**Task to carry out**
Each line that holds the word "đăng" is to be identified and copied.

Stored items
--- begin ---

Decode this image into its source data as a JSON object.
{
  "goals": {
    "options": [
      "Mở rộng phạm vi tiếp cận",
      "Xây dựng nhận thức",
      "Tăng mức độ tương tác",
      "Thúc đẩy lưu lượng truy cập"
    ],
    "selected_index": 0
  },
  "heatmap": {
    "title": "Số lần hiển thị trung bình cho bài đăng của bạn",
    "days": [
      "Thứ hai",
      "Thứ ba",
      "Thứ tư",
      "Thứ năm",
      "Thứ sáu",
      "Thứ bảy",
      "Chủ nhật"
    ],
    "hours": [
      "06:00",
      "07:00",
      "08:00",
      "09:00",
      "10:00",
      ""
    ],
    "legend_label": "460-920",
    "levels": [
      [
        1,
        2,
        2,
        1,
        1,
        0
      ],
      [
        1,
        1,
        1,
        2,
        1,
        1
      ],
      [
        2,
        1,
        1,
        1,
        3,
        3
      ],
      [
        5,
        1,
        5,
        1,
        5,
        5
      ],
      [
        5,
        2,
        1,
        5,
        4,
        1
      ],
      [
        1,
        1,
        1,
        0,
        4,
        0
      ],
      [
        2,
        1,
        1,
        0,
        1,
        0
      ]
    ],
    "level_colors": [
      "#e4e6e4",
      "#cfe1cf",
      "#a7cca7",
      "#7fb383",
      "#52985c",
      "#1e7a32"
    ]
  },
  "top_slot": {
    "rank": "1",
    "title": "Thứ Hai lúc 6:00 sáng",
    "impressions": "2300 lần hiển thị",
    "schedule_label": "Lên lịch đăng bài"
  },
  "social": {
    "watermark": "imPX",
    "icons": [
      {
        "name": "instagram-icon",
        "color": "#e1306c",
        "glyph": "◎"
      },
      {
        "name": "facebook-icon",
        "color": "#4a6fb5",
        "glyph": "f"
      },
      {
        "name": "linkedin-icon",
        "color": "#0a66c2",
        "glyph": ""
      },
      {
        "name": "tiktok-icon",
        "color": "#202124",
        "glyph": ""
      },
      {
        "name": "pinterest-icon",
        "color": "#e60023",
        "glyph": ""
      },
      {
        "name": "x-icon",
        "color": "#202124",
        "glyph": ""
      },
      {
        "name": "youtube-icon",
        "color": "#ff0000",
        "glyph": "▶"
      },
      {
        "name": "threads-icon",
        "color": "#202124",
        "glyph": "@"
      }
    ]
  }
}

--- end ---

**Exercise answer**
    "title": "Số lần hiển thị trung bình cho bài đăng của bạn",
    "schedule_label": "Lên lịch đăng bài"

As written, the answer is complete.